Reply with one number only: the count of lines below that contain the word "olur".
-------- Data to process --------
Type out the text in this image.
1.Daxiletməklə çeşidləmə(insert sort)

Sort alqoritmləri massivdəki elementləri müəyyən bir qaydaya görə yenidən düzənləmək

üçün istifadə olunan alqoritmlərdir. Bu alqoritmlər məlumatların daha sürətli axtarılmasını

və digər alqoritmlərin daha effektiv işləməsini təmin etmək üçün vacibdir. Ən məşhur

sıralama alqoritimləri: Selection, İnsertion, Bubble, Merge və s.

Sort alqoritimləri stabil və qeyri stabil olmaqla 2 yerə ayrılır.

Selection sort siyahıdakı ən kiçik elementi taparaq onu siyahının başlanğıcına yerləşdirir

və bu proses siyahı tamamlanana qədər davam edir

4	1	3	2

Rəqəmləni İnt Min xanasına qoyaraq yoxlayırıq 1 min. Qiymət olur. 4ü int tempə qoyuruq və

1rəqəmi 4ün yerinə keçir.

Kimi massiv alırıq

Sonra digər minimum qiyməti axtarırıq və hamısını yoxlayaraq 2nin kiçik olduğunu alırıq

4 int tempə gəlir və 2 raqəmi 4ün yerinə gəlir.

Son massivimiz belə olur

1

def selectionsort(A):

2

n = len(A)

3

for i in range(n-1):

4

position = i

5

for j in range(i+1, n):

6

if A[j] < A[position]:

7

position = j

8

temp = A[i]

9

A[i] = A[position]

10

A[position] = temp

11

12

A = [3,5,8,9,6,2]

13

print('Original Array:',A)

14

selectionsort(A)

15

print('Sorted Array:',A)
--------
Solution = 2